[Extracted data entries]
'''
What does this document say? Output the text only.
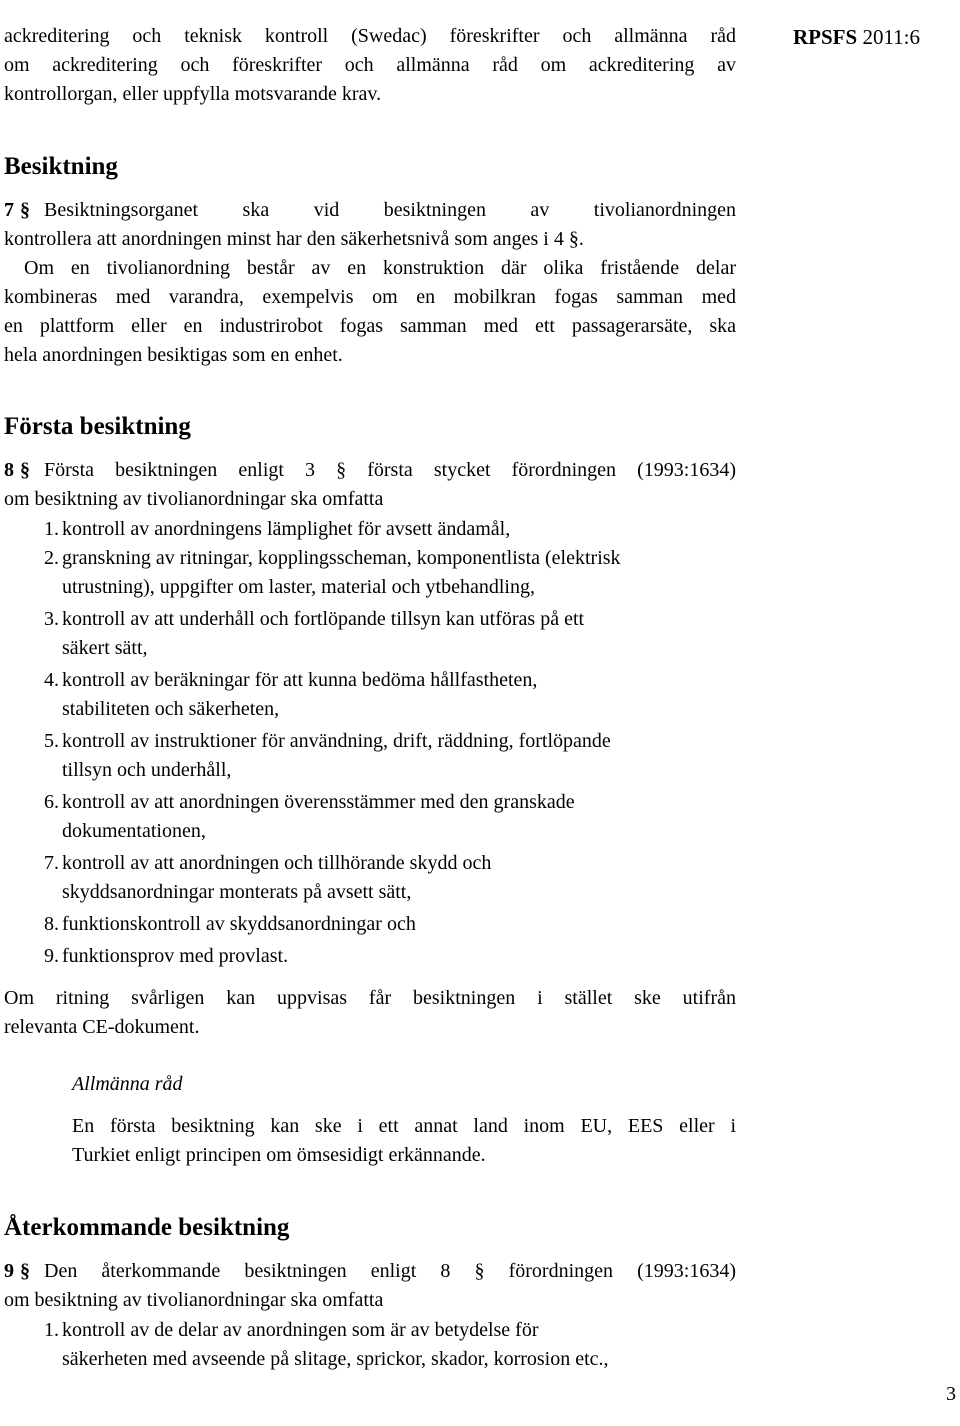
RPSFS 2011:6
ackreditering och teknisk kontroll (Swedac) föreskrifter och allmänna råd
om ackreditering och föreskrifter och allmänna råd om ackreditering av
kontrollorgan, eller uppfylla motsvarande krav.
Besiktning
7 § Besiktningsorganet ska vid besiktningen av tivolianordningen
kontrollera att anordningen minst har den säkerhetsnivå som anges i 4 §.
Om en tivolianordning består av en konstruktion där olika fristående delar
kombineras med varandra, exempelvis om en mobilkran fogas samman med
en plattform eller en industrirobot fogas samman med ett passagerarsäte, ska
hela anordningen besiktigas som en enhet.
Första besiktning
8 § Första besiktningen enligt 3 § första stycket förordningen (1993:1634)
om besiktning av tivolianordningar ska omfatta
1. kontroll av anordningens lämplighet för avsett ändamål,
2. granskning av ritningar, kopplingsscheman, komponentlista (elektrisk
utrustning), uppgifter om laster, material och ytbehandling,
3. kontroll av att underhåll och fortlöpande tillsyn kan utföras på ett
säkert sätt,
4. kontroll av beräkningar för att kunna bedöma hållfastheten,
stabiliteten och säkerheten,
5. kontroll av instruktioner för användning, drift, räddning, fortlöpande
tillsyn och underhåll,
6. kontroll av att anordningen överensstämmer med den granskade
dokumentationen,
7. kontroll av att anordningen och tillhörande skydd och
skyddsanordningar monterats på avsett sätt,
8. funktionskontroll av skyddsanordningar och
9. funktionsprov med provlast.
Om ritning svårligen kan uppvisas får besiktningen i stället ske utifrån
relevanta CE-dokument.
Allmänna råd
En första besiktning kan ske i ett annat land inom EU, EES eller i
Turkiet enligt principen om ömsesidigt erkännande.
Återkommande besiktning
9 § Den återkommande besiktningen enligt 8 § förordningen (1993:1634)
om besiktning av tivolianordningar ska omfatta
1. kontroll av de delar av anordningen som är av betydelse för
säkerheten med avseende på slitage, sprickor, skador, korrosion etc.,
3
'''
'''
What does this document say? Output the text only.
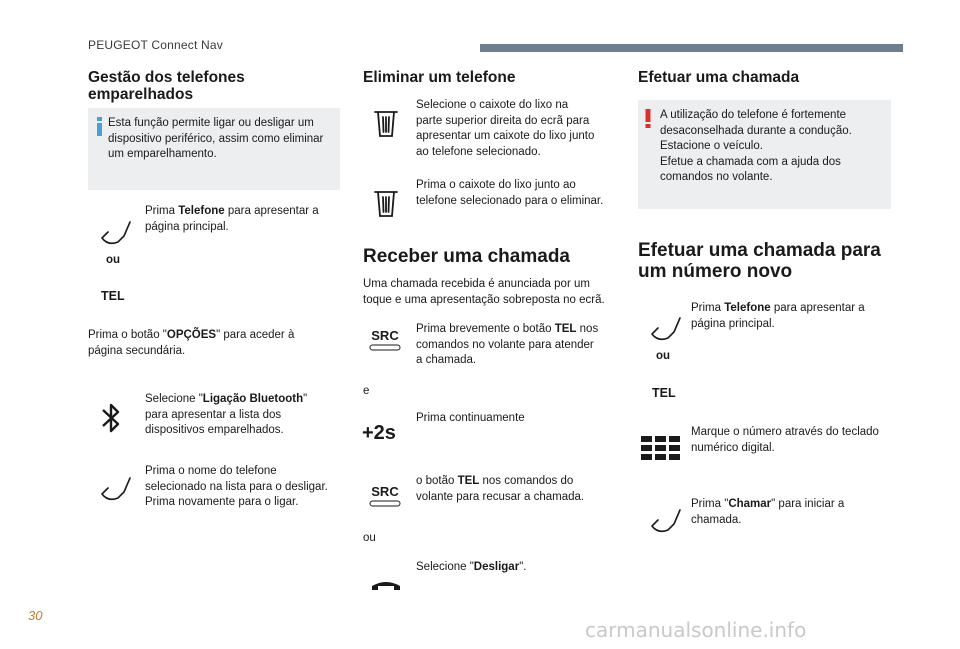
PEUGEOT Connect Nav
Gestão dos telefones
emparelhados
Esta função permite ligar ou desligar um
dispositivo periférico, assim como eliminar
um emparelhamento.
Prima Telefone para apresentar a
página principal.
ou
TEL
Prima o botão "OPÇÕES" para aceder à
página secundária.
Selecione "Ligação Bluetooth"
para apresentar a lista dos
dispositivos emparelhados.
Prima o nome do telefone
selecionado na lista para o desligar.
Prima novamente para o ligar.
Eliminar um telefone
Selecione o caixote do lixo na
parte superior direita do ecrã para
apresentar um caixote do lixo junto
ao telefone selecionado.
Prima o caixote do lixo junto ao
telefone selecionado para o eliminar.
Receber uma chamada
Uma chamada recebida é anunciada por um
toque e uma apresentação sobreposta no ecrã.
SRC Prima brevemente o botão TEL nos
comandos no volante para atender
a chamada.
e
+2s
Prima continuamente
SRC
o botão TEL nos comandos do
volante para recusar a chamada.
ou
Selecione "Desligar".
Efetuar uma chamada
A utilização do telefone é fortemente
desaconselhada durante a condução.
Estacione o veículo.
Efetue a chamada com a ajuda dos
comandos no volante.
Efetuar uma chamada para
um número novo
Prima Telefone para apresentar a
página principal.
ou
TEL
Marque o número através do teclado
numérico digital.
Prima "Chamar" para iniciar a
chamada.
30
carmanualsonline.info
'''
'''
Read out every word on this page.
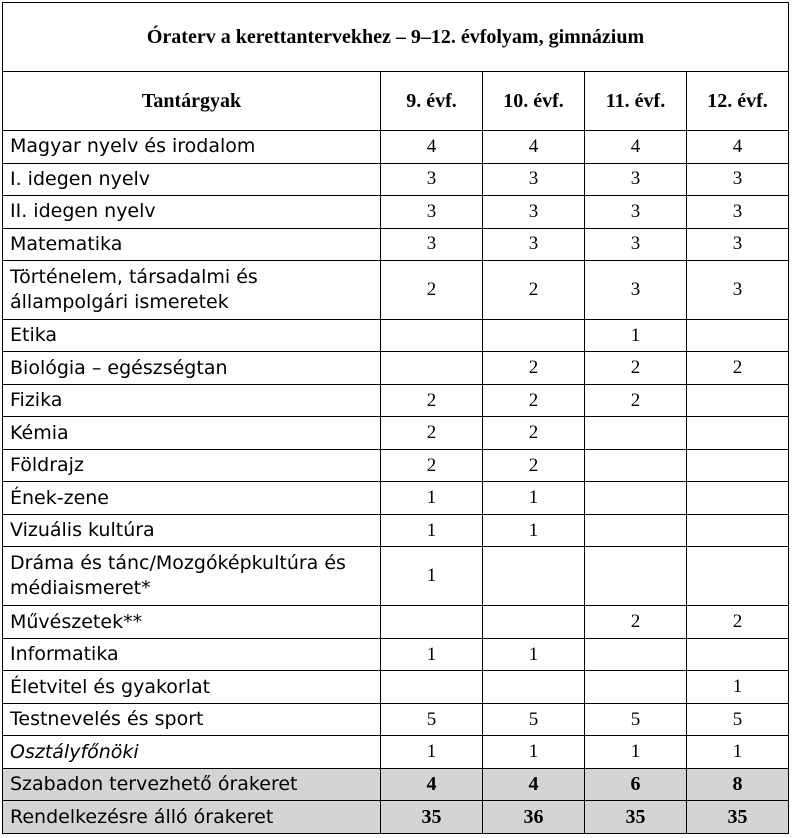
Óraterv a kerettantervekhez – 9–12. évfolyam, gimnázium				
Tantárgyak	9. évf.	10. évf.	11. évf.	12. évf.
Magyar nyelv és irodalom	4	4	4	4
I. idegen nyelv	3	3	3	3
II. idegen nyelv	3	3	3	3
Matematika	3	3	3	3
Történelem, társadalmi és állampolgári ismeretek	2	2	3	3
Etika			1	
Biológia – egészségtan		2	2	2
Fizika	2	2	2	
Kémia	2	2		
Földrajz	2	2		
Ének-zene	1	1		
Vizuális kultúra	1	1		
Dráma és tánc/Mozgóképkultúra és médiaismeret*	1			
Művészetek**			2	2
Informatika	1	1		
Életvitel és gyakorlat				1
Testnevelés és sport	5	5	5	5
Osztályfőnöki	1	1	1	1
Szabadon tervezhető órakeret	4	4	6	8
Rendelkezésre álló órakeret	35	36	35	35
'''
> TASK STATEMENT
In the listing above, locate each line with "skyddsanordningar" and copy it.

> WRITTEN RESPONSE
skyddsanordningar monterats på avsett sätt,
8. funktionskontroll av skyddsanordningar och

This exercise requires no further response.